▸ Your task
Return all lines in the material below that contain "placeholder".

------------------------------------

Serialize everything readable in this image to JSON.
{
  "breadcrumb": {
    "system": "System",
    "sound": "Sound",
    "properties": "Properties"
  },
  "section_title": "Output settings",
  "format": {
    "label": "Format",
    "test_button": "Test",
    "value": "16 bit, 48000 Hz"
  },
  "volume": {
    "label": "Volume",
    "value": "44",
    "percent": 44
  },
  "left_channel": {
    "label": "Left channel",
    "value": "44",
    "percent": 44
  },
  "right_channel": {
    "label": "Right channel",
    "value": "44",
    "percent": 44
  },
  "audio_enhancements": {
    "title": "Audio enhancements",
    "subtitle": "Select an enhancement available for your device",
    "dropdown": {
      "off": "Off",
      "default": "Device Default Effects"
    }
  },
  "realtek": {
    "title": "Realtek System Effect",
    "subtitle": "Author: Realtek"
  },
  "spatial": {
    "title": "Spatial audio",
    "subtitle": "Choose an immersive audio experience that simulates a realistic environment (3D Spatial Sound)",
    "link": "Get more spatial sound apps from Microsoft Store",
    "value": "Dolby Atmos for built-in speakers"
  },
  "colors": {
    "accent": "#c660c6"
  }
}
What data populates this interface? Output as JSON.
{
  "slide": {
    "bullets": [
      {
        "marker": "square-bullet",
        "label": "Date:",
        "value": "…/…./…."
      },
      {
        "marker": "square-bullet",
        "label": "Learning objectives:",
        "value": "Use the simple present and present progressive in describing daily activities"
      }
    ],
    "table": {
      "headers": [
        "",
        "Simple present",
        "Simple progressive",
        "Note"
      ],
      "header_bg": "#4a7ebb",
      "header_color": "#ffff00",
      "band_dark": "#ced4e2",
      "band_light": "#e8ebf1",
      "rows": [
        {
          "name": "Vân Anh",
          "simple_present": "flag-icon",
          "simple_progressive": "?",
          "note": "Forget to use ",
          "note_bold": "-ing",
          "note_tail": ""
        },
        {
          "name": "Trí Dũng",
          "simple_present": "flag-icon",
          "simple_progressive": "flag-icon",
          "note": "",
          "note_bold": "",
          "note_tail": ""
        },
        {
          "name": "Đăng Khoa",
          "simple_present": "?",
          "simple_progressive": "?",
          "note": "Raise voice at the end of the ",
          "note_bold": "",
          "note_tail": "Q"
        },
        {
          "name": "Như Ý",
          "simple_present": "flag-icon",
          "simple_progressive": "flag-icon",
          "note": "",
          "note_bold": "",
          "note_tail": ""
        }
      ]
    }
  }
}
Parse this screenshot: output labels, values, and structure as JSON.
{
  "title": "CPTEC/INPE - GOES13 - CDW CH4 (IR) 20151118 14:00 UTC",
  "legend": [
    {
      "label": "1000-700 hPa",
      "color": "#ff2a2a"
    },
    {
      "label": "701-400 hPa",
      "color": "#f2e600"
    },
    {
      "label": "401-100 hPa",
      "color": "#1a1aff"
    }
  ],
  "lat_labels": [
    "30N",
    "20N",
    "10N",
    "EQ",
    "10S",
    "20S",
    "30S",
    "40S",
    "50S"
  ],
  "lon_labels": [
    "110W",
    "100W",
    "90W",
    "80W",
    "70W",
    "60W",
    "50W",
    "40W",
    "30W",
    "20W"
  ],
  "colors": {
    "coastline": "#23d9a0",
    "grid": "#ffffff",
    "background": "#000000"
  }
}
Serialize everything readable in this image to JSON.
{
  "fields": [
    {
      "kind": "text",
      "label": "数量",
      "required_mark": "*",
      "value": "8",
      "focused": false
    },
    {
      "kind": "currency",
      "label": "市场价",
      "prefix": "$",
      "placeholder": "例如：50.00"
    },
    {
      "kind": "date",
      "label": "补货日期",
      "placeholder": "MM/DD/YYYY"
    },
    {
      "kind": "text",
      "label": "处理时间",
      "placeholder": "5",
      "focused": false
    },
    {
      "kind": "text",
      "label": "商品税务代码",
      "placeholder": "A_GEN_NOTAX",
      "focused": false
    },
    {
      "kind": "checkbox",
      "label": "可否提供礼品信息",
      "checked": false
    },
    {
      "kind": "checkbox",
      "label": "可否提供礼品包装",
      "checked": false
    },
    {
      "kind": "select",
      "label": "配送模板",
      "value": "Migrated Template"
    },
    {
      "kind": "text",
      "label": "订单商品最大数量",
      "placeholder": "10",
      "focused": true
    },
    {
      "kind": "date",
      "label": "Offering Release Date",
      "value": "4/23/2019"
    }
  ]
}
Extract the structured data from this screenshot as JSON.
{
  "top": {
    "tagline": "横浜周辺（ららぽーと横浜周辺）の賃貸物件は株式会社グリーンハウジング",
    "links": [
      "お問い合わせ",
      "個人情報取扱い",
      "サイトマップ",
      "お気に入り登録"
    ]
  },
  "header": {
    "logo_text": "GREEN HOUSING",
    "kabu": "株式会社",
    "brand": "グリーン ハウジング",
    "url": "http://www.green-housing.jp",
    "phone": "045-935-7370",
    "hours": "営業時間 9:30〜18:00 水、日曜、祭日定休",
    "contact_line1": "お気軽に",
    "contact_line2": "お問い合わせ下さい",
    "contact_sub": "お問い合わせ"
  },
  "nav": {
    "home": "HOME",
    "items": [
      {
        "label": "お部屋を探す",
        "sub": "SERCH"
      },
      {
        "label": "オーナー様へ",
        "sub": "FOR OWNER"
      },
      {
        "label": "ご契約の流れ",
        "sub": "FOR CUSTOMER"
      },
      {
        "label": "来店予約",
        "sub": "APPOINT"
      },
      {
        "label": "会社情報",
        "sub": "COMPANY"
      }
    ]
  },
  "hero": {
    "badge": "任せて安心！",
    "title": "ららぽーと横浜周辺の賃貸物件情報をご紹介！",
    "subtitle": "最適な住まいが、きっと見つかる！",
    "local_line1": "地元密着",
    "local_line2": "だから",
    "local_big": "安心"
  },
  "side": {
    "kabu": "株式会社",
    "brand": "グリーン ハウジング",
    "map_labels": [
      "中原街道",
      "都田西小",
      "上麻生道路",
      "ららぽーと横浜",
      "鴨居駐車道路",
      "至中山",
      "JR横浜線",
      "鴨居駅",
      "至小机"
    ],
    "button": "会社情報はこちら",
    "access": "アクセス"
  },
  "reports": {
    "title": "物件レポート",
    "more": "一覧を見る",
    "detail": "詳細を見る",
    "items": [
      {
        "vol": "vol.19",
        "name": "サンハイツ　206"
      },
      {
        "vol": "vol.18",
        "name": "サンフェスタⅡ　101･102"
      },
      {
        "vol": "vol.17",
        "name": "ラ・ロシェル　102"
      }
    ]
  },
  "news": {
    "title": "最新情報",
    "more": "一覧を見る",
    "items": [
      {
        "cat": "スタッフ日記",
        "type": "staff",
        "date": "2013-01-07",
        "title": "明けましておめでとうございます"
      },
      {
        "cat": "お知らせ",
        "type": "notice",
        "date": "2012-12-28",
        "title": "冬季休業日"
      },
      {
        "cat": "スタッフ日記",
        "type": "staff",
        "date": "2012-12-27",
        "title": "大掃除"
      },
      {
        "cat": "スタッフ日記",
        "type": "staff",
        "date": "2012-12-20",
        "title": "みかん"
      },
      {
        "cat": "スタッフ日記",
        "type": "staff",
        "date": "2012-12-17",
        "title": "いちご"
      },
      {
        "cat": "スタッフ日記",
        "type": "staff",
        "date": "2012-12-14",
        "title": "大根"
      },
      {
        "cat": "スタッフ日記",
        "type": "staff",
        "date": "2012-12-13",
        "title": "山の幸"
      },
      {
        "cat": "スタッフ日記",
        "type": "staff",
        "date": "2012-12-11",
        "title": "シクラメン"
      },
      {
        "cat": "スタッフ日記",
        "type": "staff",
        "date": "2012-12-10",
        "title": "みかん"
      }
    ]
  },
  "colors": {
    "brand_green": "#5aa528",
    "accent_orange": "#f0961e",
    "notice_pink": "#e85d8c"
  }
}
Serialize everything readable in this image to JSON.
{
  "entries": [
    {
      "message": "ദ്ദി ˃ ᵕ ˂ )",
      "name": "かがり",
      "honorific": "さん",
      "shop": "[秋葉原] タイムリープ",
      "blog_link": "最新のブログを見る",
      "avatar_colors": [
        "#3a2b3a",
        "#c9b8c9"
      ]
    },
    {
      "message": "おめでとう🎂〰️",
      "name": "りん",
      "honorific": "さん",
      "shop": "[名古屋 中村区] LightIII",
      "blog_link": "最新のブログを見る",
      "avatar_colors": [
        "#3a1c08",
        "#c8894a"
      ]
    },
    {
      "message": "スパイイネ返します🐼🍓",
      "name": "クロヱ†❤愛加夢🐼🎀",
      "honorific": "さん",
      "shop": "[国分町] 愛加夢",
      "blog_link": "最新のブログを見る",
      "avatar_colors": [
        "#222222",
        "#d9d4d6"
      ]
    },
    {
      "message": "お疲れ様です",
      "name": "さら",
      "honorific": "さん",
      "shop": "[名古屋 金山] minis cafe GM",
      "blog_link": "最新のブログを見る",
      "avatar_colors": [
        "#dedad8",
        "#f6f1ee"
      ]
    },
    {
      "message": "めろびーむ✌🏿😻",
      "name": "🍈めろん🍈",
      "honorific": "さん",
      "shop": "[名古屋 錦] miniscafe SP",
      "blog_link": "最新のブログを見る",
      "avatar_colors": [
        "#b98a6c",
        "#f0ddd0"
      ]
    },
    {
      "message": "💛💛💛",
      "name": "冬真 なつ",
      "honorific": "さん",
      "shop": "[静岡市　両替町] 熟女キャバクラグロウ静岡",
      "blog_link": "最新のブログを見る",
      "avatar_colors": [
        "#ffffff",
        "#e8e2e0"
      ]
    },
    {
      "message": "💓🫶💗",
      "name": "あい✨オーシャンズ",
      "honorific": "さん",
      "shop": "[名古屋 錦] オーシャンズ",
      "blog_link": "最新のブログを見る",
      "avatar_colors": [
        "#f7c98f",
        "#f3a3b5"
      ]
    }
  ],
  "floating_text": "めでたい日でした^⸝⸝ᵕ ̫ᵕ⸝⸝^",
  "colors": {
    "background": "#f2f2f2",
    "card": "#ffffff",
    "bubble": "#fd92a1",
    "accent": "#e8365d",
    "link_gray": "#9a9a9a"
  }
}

------------------------------------

▸ Task answer
      "placeholder": "例如：50.00"
      "placeholder": "MM/DD/YYYY"
      "placeholder": "5",
      "placeholder": "A_GEN_NOTAX",
      "placeholder": "10",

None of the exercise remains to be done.